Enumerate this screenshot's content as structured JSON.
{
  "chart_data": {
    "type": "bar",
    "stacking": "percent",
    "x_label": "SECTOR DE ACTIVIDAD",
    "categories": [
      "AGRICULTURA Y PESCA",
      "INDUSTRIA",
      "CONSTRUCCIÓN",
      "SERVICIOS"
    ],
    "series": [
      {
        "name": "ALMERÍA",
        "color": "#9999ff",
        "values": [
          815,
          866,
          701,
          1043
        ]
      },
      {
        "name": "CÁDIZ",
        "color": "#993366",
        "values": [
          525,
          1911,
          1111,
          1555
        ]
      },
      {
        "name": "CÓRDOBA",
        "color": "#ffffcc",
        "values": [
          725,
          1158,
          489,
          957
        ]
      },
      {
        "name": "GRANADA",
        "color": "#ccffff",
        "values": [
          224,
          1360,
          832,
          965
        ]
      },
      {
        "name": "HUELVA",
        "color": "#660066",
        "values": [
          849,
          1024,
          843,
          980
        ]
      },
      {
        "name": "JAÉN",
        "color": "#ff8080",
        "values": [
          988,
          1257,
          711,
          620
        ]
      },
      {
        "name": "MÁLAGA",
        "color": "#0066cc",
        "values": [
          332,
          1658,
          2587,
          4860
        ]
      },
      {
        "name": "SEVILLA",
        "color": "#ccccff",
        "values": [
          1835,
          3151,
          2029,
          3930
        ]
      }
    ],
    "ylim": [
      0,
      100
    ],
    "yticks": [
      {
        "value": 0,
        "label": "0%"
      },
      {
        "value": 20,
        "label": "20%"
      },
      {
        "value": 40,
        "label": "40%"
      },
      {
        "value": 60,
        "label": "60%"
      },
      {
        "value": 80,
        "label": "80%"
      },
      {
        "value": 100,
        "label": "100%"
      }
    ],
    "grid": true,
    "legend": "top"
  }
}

::::::::

# TO DO:
In the listing above, find the lines holding the word "name" and copy them.

# EXERCISE OUTPUT:
        "name": "ALMERÍA",
        "name": "CÁDIZ",
        "name": "CÓRDOBA",
        "name": "GRANADA",
        "name": "HUELVA",
        "name": "JAÉN",
        "name": "MÁLAGA",
        "name": "SEVILLA",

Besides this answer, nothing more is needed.